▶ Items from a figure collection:

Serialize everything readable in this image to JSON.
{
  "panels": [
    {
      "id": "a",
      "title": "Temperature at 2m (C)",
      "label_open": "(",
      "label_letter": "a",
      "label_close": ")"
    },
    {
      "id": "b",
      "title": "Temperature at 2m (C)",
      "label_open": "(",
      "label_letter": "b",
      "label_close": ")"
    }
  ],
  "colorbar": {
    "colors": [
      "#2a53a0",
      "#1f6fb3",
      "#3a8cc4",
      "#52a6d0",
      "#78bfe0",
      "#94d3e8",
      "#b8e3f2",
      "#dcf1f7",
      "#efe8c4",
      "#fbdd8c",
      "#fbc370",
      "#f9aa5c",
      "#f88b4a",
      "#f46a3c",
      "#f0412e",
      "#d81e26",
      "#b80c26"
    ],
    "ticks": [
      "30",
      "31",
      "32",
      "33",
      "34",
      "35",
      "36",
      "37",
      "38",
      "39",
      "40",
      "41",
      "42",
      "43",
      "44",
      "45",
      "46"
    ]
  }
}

▶ Goal: Take the records above and return them exactly as written.

▶ Result of this exercise:
Serialize everything readable in this image to JSON.
{
  "panels": [
    {
      "id": "a",
      "title": "Temperature at 2m (C)",
      "label_open": "(",
      "label_letter": "a",
      "label_close": ")"
    },
    {
      "id": "b",
      "title": "Temperature at 2m (C)",
      "label_open": "(",
      "label_letter": "b",
      "label_close": ")"
    }
  ],
  "colorbar": {
    "colors": [
      "#2a53a0",
      "#1f6fb3",
      "#3a8cc4",
      "#52a6d0",
      "#78bfe0",
      "#94d3e8",
      "#b8e3f2",
      "#dcf1f7",
      "#efe8c4",
      "#fbdd8c",
      "#fbc370",
      "#f9aa5c",
      "#f88b4a",
      "#f46a3c",
      "#f0412e",
      "#d81e26",
      "#b80c26"
    ],
    "ticks": [
      "30",
      "31",
      "32",
      "33",
      "34",
      "35",
      "36",
      "37",
      "38",
      "39",
      "40",
      "41",
      "42",
      "43",
      "44",
      "45",
      "46"
    ]
  }
}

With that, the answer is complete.